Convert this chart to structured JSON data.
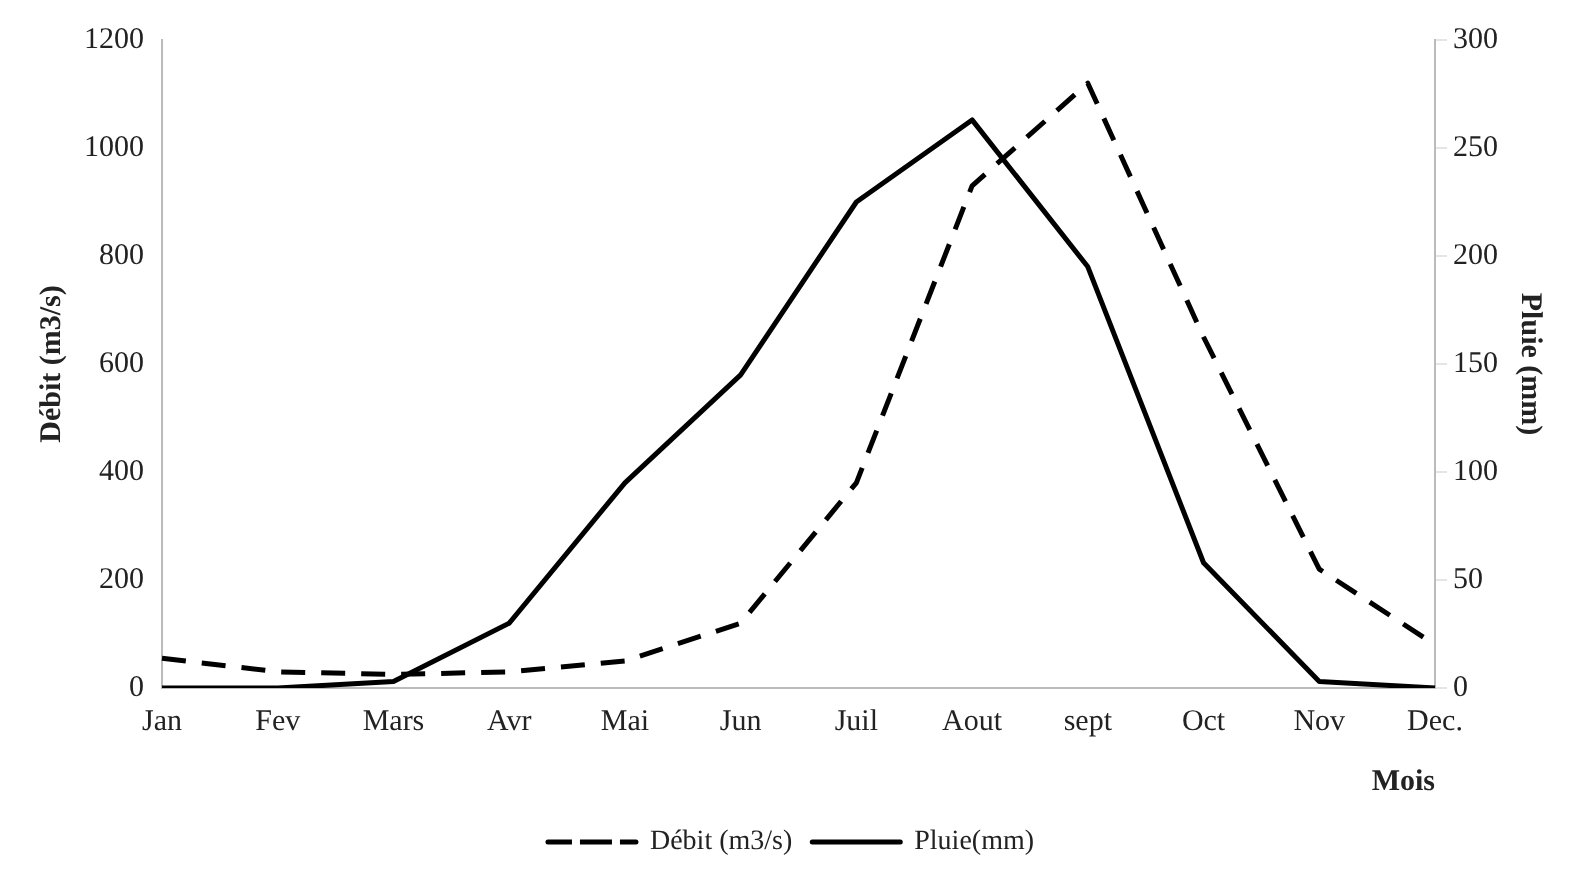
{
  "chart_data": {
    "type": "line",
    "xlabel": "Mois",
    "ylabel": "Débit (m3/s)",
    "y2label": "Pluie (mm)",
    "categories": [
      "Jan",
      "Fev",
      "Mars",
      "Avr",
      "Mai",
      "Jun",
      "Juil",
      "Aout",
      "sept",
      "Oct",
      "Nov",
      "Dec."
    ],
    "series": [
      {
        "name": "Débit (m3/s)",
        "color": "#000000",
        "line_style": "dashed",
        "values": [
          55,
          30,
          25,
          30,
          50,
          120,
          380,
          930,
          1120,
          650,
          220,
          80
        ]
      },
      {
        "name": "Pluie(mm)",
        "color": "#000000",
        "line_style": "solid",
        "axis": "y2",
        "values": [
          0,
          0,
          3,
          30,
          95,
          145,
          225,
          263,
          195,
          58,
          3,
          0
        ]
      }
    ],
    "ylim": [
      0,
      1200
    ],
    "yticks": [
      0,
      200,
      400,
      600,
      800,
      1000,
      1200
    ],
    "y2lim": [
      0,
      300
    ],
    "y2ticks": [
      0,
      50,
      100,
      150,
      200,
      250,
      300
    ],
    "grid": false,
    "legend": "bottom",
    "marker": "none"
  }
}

---

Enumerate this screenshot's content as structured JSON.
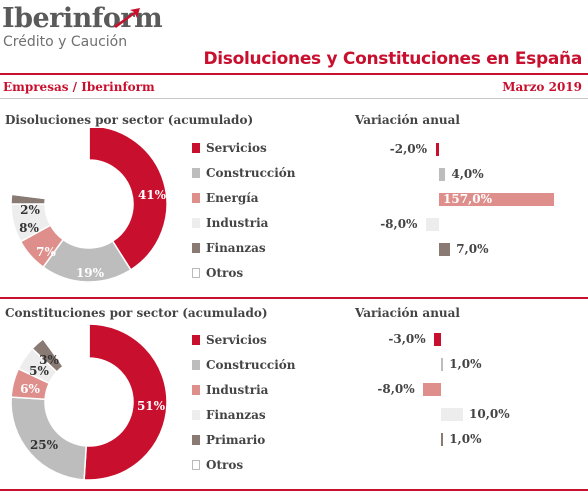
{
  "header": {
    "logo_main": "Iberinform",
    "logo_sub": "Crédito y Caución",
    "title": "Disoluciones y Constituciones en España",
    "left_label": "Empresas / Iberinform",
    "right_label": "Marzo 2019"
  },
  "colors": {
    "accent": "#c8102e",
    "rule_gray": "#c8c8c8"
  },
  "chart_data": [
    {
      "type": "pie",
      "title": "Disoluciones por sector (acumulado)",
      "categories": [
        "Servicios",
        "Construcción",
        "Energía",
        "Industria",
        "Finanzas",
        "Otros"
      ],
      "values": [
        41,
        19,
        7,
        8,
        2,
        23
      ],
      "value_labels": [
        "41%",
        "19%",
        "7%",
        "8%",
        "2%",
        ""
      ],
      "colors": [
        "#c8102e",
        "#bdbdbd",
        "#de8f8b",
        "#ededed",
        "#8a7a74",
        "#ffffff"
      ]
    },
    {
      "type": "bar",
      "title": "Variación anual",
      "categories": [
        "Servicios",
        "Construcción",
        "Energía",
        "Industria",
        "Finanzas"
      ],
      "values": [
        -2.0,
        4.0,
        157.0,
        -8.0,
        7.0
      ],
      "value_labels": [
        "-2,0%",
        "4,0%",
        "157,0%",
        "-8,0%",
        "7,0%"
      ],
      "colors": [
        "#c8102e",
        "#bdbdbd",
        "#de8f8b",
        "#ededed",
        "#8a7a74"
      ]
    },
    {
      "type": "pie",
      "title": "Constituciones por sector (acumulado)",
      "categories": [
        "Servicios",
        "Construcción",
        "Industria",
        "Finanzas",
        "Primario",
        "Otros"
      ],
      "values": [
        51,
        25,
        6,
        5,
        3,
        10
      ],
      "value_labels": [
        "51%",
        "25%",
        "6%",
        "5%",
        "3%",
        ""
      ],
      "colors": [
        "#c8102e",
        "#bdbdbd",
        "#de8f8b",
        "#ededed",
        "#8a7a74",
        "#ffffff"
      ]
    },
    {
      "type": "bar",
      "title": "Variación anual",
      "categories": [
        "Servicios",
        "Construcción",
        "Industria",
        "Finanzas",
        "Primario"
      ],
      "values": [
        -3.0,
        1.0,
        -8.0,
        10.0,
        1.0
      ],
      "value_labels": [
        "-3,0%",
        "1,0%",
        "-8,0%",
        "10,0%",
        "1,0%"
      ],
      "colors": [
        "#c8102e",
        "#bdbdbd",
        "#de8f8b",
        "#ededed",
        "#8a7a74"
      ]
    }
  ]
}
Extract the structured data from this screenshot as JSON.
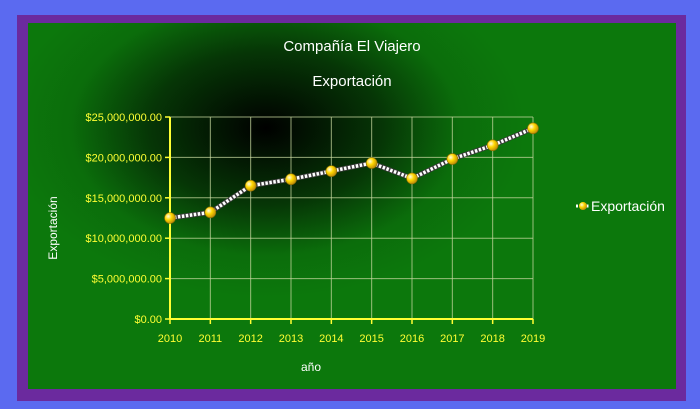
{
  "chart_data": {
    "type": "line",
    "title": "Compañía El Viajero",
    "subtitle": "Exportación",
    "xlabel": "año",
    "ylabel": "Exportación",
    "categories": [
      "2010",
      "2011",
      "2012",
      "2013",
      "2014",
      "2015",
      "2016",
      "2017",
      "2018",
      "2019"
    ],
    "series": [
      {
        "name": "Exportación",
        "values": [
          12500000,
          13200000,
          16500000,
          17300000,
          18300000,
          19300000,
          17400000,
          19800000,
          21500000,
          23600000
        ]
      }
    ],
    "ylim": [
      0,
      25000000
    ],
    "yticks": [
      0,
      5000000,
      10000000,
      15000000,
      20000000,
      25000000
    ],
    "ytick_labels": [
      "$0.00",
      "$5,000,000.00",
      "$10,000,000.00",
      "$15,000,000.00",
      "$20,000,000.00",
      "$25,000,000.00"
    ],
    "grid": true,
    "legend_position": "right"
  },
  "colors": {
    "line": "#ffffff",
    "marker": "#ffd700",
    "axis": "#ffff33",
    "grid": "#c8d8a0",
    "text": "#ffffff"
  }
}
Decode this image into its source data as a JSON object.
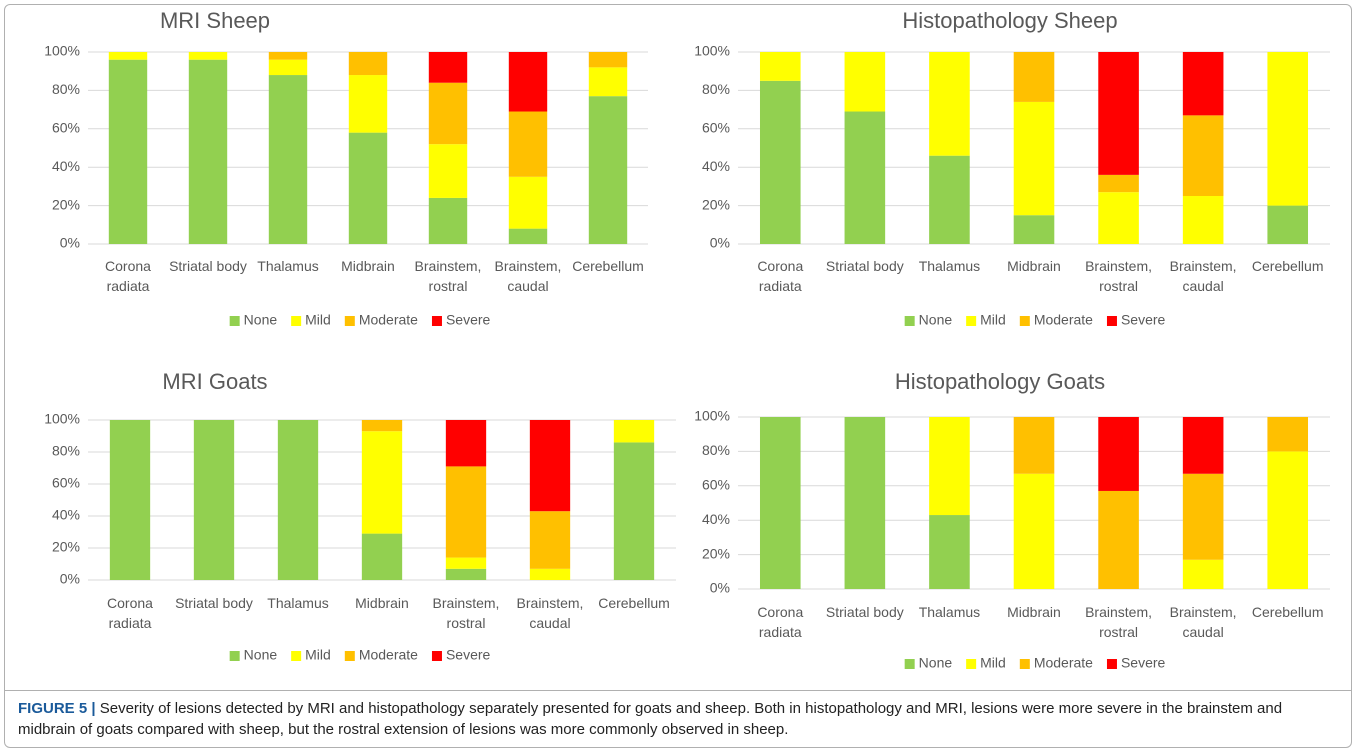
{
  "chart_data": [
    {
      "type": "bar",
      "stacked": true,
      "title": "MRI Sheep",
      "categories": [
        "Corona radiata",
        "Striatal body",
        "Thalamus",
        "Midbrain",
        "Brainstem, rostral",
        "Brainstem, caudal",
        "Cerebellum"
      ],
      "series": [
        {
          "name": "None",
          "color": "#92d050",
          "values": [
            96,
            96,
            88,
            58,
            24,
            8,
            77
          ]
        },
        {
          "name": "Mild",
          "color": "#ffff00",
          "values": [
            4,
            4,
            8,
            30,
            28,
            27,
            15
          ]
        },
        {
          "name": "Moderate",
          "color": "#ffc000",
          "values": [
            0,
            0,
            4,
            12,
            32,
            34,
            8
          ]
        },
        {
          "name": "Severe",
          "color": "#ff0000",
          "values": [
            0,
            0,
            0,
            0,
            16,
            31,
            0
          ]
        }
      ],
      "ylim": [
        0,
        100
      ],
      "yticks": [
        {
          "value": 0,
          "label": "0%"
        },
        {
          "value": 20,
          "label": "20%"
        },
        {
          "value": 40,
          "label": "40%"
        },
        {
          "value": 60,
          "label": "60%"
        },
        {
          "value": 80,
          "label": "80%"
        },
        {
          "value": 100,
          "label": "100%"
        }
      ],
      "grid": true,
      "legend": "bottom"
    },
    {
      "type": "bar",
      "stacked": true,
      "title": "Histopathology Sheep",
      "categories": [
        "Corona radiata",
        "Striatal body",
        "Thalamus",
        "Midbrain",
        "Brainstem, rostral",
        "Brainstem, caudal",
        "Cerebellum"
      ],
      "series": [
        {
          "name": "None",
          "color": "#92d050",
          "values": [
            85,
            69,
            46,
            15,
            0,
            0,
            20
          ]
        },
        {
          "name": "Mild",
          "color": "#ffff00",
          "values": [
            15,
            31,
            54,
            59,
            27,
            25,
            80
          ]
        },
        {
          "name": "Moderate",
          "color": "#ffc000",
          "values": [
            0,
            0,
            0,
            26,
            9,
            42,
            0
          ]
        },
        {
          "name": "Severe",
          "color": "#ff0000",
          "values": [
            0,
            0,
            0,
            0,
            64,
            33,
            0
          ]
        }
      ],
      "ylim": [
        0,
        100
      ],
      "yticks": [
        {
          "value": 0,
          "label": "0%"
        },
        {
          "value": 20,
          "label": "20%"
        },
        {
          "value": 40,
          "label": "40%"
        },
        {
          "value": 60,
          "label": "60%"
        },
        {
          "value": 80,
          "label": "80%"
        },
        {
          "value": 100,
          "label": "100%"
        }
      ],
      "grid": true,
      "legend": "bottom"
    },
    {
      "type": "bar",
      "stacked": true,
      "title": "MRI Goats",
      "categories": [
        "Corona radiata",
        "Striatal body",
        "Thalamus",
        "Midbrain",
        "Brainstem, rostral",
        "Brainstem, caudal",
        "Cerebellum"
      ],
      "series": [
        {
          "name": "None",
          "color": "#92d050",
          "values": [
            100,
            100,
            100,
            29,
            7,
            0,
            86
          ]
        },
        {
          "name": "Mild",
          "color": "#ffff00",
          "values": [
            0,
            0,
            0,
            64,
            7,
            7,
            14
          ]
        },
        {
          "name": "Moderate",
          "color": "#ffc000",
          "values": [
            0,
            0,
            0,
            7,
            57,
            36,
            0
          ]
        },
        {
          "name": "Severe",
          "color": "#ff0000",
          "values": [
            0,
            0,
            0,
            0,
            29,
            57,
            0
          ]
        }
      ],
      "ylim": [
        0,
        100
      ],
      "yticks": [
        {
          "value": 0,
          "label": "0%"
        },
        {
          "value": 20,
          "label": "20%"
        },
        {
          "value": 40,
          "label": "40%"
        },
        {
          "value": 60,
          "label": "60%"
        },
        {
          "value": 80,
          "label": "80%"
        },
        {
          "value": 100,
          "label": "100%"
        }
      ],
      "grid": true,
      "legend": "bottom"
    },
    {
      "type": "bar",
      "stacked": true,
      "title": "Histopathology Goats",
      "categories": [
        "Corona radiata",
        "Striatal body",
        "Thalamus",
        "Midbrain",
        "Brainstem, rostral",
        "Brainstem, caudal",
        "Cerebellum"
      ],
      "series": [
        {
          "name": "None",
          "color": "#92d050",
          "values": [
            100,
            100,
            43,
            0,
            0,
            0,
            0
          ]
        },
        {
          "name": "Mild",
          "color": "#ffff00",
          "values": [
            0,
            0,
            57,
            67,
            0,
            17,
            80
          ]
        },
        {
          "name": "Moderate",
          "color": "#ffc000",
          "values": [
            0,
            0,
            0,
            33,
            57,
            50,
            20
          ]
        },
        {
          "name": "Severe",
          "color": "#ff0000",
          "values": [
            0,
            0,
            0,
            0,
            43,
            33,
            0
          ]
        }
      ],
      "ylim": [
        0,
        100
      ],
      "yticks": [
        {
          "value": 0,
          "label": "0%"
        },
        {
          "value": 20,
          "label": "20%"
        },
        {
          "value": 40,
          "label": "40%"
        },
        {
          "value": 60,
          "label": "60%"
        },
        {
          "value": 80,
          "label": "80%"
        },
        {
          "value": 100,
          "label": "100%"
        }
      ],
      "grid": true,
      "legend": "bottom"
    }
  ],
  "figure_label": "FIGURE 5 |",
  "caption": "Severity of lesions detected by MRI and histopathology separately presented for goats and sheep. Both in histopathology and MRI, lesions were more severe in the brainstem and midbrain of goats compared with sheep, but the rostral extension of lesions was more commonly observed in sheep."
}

---

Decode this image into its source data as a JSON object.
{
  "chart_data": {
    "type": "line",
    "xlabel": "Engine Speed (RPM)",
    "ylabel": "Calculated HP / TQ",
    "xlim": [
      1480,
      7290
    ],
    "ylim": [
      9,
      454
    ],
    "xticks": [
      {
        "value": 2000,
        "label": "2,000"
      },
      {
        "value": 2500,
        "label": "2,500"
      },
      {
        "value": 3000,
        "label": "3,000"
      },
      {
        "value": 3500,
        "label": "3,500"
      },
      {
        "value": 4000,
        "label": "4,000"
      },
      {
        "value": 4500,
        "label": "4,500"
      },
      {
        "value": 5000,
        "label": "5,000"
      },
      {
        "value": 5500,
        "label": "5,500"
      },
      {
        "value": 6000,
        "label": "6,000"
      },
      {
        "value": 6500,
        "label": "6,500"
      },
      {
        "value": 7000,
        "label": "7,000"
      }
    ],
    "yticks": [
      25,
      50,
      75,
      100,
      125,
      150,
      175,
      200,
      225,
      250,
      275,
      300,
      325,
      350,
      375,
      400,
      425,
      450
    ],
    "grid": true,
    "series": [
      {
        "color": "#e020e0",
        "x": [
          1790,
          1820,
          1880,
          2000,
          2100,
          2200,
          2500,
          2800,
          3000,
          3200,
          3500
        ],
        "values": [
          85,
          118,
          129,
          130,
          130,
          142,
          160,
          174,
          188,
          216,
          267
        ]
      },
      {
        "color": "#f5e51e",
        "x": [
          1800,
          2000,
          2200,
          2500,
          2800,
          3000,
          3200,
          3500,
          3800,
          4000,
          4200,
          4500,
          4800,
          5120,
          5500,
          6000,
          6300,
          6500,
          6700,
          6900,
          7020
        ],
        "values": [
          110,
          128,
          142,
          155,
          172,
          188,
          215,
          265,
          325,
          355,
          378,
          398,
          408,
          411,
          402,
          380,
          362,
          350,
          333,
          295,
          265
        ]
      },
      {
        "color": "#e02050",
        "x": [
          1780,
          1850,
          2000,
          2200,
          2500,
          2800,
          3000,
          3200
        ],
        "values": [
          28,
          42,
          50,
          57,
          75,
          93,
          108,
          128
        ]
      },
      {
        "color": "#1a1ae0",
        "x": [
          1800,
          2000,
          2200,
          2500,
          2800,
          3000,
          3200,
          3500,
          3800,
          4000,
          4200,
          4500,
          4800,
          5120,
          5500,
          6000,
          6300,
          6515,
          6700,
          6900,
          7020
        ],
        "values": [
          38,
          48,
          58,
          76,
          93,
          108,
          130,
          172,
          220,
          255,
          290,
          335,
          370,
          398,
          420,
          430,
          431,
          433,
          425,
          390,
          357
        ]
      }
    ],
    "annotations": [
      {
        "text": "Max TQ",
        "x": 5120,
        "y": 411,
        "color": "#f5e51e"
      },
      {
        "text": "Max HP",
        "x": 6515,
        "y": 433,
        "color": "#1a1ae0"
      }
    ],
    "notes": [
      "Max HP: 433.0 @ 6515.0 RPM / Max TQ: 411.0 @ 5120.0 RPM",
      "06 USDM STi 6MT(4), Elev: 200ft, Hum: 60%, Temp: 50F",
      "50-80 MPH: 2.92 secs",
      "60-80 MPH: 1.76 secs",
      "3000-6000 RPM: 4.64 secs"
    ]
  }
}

---

## What this task involves
Search the data for "Constituciones". Copy every line that has it.

## Written response
    "title": "Disoluciones y Constituciones en España",
      "title": "Constituciones por sector (acumulado)",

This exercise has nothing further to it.